Required task »
Can you output the records below exactly as they are written?
<<<<
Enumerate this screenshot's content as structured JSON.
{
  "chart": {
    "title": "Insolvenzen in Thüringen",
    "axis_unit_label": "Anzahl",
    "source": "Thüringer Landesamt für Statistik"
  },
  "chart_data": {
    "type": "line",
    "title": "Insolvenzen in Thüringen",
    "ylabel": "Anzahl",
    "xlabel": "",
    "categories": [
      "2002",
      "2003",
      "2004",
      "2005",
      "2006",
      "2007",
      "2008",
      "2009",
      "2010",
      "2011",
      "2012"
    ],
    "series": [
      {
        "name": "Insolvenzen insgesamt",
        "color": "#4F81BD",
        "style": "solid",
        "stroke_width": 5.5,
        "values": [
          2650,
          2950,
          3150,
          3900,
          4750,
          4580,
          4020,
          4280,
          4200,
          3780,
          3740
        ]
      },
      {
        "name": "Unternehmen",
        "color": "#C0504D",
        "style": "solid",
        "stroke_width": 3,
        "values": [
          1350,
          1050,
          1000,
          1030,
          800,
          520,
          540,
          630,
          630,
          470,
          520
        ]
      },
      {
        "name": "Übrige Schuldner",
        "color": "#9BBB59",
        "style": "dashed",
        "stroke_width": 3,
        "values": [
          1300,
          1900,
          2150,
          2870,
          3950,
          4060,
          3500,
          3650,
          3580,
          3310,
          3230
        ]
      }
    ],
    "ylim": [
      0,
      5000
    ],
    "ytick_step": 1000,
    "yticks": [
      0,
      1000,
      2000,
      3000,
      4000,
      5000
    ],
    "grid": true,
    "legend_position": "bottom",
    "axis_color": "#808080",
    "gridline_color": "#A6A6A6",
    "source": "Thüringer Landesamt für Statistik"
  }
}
>>>>
Response to this task »
Enumerate this screenshot's content as structured JSON.
{
  "chart": {
    "title": "Insolvenzen in Thüringen",
    "axis_unit_label": "Anzahl",
    "source": "Thüringer Landesamt für Statistik"
  },
  "chart_data": {
    "type": "line",
    "title": "Insolvenzen in Thüringen",
    "ylabel": "Anzahl",
    "xlabel": "",
    "categories": [
      "2002",
      "2003",
      "2004",
      "2005",
      "2006",
      "2007",
      "2008",
      "2009",
      "2010",
      "2011",
      "2012"
    ],
    "series": [
      {
        "name": "Insolvenzen insgesamt",
        "color": "#4F81BD",
        "style": "solid",
        "stroke_width": 5.5,
        "values": [
          2650,
          2950,
          3150,
          3900,
          4750,
          4580,
          4020,
          4280,
          4200,
          3780,
          3740
        ]
      },
      {
        "name": "Unternehmen",
        "color": "#C0504D",
        "style": "solid",
        "stroke_width": 3,
        "values": [
          1350,
          1050,
          1000,
          1030,
          800,
          520,
          540,
          630,
          630,
          470,
          520
        ]
      },
      {
        "name": "Übrige Schuldner",
        "color": "#9BBB59",
        "style": "dashed",
        "stroke_width": 3,
        "values": [
          1300,
          1900,
          2150,
          2870,
          3950,
          4060,
          3500,
          3650,
          3580,
          3310,
          3230
        ]
      }
    ],
    "ylim": [
      0,
      5000
    ],
    "ytick_step": 1000,
    "yticks": [
      0,
      1000,
      2000,
      3000,
      4000,
      5000
    ],
    "grid": true,
    "legend_position": "bottom",
    "axis_color": "#808080",
    "gridline_color": "#A6A6A6",
    "source": "Thüringer Landesamt für Statistik"
  }
}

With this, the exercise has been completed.